• Entries shown
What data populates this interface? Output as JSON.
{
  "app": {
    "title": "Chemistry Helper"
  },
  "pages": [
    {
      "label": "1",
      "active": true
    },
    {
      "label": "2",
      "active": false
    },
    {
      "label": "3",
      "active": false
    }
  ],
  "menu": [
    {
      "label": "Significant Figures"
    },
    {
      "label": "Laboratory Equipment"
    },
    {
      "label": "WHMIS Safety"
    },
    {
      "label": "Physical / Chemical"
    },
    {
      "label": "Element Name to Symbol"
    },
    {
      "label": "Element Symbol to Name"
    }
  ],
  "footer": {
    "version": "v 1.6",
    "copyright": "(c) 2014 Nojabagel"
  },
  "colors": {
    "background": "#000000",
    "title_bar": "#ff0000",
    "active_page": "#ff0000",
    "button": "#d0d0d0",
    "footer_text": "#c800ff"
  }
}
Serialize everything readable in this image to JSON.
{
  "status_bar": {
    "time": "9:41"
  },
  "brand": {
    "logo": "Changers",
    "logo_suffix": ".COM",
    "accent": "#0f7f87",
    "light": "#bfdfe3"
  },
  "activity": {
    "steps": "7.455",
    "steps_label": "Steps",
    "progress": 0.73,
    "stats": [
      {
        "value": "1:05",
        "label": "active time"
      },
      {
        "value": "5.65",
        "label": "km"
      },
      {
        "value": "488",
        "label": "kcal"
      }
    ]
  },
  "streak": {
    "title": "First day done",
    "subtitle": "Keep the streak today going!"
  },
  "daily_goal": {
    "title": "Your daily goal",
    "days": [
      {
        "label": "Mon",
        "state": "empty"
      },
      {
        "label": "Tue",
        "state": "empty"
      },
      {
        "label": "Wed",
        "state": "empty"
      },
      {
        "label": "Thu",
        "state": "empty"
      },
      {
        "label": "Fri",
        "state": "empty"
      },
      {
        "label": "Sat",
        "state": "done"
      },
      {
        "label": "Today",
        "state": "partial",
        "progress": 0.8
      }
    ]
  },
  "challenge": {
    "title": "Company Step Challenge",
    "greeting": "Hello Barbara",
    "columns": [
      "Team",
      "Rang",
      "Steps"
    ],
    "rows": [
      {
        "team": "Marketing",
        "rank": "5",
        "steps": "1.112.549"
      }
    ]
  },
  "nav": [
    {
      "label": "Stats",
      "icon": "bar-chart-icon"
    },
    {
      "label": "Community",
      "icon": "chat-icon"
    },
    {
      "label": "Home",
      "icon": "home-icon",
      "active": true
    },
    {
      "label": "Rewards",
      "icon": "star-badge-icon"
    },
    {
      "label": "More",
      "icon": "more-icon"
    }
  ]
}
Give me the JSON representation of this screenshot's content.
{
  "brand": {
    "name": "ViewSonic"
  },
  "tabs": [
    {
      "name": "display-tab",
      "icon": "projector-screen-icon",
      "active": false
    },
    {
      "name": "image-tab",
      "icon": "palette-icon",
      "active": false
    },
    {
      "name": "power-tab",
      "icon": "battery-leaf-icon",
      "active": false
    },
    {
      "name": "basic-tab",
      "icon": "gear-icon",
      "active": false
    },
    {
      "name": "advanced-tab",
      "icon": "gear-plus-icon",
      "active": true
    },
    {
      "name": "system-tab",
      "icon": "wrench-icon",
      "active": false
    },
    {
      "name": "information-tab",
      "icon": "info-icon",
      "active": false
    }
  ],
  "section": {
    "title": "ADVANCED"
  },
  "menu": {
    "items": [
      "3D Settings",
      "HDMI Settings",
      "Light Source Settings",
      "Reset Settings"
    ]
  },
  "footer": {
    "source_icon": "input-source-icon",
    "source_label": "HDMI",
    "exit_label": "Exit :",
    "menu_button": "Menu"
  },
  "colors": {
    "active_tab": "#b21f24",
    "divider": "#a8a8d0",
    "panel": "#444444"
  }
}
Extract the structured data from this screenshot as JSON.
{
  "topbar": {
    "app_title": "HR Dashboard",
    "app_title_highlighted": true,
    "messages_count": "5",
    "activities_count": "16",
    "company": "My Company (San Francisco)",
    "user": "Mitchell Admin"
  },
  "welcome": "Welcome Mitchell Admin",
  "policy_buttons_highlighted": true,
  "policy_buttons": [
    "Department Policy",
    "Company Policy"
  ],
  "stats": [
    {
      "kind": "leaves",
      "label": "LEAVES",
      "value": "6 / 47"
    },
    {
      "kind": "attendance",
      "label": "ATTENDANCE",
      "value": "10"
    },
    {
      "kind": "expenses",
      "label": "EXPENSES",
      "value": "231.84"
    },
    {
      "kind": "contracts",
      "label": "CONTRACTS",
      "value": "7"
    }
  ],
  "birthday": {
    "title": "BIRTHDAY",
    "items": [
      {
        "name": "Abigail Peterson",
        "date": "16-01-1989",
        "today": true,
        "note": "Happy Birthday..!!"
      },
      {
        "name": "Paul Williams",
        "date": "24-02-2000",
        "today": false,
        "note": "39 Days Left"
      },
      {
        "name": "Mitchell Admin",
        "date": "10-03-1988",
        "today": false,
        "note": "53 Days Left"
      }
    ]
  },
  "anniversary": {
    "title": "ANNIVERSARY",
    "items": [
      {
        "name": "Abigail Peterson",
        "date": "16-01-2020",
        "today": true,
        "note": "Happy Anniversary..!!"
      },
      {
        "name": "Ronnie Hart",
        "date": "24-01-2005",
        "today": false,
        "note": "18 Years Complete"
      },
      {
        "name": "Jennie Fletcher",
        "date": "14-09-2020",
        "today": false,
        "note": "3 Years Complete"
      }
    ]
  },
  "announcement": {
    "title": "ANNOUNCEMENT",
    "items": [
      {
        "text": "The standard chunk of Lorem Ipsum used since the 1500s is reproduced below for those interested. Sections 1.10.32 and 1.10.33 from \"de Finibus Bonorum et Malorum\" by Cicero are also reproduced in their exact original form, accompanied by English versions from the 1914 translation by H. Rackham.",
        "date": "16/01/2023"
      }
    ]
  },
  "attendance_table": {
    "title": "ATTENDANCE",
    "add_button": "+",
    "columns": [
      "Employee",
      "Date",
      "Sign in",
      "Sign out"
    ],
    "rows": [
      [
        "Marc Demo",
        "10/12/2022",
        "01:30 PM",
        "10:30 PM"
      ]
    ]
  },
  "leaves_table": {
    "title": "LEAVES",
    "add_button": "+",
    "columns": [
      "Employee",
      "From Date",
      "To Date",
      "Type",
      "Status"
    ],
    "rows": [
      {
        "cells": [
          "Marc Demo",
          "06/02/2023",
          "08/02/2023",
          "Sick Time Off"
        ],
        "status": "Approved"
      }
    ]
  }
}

• Requirements
Pull out every line of the entries that includes the word "Symbol".

• Task answer
      "label": "Element Name to Symbol"
      "label": "Element Symbol to Name"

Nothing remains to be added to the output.